* [Exercise]:
Each line containing the word "contributions" must be collected.

Items from a figure collection:
↓

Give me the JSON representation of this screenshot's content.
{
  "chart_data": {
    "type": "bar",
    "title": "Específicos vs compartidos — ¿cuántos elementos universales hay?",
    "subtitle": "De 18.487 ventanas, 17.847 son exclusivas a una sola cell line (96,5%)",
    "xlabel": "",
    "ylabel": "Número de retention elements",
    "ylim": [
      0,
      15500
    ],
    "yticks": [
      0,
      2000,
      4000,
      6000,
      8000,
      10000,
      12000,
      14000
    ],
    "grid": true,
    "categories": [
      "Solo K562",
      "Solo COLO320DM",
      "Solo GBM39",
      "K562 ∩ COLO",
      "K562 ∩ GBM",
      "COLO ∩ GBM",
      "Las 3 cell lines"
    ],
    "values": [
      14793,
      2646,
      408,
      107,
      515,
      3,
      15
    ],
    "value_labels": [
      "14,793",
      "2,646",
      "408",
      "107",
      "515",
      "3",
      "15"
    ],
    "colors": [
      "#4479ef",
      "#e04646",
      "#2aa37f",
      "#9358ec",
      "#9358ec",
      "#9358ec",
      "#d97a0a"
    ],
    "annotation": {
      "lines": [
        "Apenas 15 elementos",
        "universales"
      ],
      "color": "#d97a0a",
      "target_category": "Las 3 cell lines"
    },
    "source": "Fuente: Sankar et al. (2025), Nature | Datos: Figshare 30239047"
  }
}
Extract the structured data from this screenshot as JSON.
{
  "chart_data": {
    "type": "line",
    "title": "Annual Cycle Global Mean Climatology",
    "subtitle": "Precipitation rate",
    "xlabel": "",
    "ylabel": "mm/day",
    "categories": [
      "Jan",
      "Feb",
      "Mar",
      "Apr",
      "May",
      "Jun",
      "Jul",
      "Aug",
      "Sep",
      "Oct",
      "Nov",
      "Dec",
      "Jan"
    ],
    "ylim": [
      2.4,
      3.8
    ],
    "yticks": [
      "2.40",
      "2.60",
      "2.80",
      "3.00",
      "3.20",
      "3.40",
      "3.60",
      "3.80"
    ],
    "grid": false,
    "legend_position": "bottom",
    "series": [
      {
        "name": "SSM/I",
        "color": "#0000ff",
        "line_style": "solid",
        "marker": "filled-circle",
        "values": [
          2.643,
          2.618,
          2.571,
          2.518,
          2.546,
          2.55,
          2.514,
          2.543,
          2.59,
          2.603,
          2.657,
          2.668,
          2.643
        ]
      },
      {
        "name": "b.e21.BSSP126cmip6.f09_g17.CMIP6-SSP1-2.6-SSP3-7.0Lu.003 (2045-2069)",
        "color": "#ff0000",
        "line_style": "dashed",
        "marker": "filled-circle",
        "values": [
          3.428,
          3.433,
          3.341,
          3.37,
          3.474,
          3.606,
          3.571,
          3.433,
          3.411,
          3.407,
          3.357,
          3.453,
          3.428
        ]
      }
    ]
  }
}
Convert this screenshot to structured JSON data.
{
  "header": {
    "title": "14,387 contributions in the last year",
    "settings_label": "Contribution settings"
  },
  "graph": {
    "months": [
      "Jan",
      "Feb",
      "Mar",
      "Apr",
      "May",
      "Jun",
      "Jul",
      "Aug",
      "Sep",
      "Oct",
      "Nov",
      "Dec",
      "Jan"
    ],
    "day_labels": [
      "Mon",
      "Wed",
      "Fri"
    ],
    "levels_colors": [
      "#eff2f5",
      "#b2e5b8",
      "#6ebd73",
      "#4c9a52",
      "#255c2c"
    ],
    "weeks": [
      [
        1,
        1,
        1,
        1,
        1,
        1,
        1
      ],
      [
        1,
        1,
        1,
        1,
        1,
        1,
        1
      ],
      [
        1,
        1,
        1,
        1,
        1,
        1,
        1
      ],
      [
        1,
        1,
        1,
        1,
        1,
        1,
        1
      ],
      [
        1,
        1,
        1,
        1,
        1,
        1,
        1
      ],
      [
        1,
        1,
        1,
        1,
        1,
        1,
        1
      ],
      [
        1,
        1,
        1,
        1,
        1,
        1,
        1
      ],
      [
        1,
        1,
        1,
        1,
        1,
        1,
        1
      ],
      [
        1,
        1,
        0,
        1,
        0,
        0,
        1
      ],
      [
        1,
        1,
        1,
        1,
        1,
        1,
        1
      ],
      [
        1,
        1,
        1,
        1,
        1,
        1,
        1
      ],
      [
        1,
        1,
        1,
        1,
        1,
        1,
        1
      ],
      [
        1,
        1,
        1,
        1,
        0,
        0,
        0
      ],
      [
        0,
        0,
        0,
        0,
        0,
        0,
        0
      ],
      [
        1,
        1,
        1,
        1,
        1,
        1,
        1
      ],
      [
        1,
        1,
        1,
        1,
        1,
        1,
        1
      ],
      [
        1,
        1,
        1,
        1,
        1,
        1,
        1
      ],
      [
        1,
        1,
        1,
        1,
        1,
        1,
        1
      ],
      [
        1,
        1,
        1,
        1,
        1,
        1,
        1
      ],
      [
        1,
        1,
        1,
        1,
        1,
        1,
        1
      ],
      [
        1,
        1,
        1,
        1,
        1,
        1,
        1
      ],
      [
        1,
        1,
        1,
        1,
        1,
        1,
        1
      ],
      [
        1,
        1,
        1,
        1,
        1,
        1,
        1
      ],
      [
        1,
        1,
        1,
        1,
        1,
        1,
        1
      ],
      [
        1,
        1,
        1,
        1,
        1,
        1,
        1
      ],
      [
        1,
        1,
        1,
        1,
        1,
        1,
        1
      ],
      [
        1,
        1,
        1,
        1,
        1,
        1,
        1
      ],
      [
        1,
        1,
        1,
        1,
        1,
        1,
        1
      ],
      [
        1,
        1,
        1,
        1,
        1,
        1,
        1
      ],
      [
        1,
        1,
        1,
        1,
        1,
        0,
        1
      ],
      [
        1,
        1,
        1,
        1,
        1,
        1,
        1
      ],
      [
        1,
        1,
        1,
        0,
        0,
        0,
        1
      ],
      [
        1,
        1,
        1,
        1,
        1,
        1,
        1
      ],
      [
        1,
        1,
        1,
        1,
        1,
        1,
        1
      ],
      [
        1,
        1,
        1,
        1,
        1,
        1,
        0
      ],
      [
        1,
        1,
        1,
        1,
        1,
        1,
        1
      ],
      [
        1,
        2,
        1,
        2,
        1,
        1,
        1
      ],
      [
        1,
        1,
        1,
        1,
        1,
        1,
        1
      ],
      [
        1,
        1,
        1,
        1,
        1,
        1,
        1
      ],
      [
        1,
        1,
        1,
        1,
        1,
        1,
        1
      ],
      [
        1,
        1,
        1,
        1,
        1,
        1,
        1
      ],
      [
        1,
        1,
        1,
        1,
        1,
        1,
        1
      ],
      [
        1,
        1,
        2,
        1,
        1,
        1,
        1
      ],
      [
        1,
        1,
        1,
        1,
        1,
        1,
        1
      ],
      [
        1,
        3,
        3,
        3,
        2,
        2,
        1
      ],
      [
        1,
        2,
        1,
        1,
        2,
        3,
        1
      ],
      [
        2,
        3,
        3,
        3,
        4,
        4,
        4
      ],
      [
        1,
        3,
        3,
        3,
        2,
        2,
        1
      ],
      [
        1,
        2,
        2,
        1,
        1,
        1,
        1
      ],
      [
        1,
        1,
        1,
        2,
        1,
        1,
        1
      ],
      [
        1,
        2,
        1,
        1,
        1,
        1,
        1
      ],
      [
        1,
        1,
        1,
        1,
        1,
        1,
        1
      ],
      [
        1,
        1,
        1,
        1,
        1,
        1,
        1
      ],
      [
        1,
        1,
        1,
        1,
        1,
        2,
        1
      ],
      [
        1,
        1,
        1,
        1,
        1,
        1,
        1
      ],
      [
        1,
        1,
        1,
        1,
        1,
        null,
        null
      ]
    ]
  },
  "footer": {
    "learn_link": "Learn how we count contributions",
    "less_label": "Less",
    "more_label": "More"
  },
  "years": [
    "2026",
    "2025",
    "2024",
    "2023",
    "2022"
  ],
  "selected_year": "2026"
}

↑

* [Final result]:
    "title": "14,387 contributions in the last year",
    "learn_link": "Learn how we count contributions",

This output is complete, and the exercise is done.